Which lines hold the word "Section"? Copy each one.

====== Listed records ======

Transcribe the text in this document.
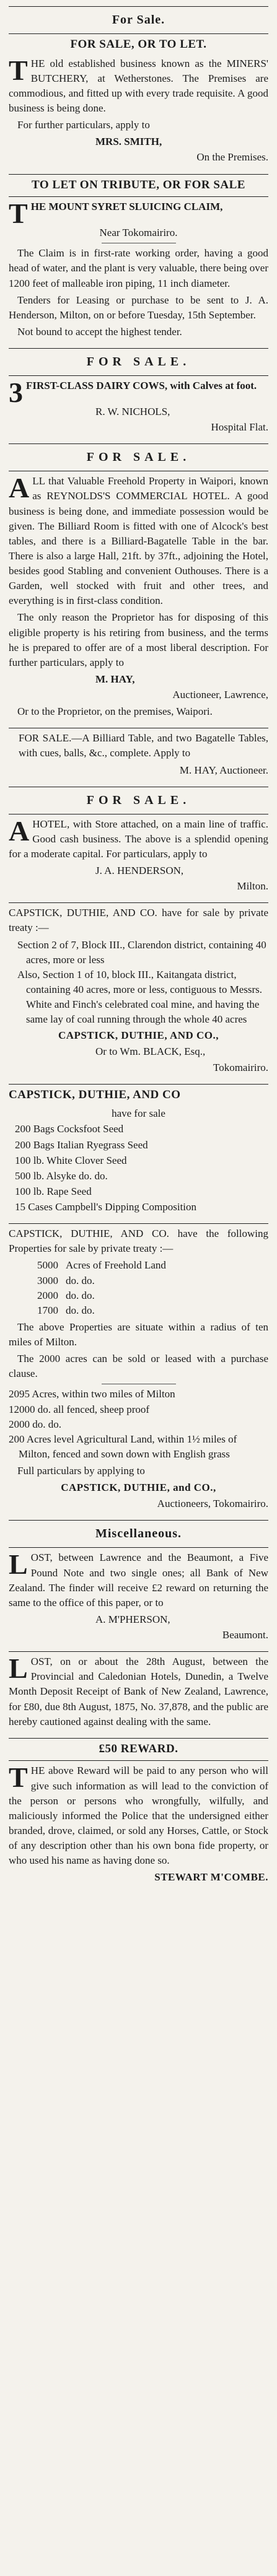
For Sale.
FOR SALE, OR TO LET.
THE old established business known as the MINERS' BUTCHERY, at Wetherstones. The Premises are commodious, and fitted up with every trade requisite. A good business is being done.
For further particulars, apply to
MRS. SMITH,
On the Premises.
TO LET ON TRIBUTE, OR FOR SALE
THE MOUNT SYRET SLUICING CLAIM,
Near Tokomairiro.
The Claim is in first-rate working order, having a good head of water, and the plant is very valuable, there being over 1200 feet of malleable iron piping, 11 inch diameter.
Tenders for Leasing or purchase to be sent to J. A. Henderson, Milton, on or before Tuesday, 15th September.
Not bound to accept the highest tender.
FOR SALE.
3 FIRST-CLASS DAIRY COWS, with Calves at foot.
R. W. NICHOLS,
Hospital Flat.
FOR SALE.
ALL that Valuable Freehold Property in Waipori, known as REYNOLDS'S COMMERCIAL HOTEL. A good business is being done, and immediate possession would be given. The Billiard Room is fitted with one of Alcock's best tables, and there is a Billiard-Bagatelle Table in the bar. There is also a large Hall, 21ft. by 37ft., adjoining the Hotel, besides good Stabling and convenient Outhouses. There is a Garden, well stocked with fruit and other trees, and everything is in first-class condition.
The only reason the Proprietor has for disposing of this eligible property is his retiring from business, and the terms he is prepared to offer are of a most liberal description. For further particulars, apply to
M. HAY,
Auctioneer, Lawrence,
Or to the Proprietor, on the premises, Waipori.
FOR SALE.—A Billiard Table, and two Bagatelle Tables, with cues, balls, &c., complete. Apply to
M. HAY, Auctioneer.
FOR SALE.
AHOTEL, with Store attached, on a main line of traffic. Good cash business. The above is a splendid opening for a moderate capital. For particulars, apply to
J. A. HENDERSON,
Milton.
CAPSTICK, DUTHIE, AND CO. have for sale by private treaty :—
Section 2 of 7, Block III., Clarendon district, containing 40 acres, more or less
Also, Section 1 of 10, block III., Kaitangata district, containing 40 acres, more or less, contiguous to Messrs. White and Finch's celebrated coal mine, and having the same lay of coal running through the whole 40 acres
CAPSTICK, DUTHIE, AND CO.,
Or to Wm. BLACK, Esq.,
Tokomairiro.
CAPSTICK, DUTHIE, AND CO
have for sale
200 Bags Cocksfoot Seed
200 Bags Italian Ryegrass Seed
100 lb. White Clover Seed
500 lb. Alsyke do. do.
100 lb. Rape Seed
15 Cases Campbell's Dipping Composition
CAPSTICK, DUTHIE, AND CO. have the following Properties for sale by private treaty :—
5000	Acres of Freehold Land
3000	do. do.
2000	do. do.
1700	do. do.
The above Properties are situate within a radius of ten miles of Milton.
The 2000 acres can be sold or leased with a purchase clause.
2095 Acres, within two miles of Milton
12000 do. all fenced, sheep proof
2000 do. do.
200 Acres level Agricultural Land, within 1½ miles of Milton, fenced and sown down with English grass
Full particulars by applying to
CAPSTICK, DUTHIE, and CO.,
Auctioneers, Tokomairiro.
Miscellaneous.
LOST, between Lawrence and the Beaumont, a Five Pound Note and two single ones; all Bank of New Zealand. The finder will receive £2 reward on returning the same to the office of this paper, or to
A. M'PHERSON,
Beaumont.
LOST, on or about the 28th August, between the Provincial and Caledonian Hotels, Dunedin, a Twelve Month Deposit Receipt of Bank of New Zealand, Lawrence, for £80, due 8th August, 1875, No. 37,878, and the public are hereby cautioned against dealing with the same.
£50 REWARD.
THE above Reward will be paid to any person who will give such information as will lead to the conviction of the person or persons who wrongfully, wilfully, and maliciously informed the Police that the undersigned either branded, drove, claimed, or sold any Horses, Cattle, or Stock of any description other than his own bona fide property, or who used his name as having done so.
STEWART M'COMBE.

======

## [Answer below]
Section 2 of 7, Block III., Clarendon district, containing 40 acres, more or less
Also, Section 1 of 10, block III., Kaitangata district, containing 40 acres, more or less, contiguous to Messrs. White and Finch's celebrated coal mine, and having the same lay of coal running through the whole 40 acres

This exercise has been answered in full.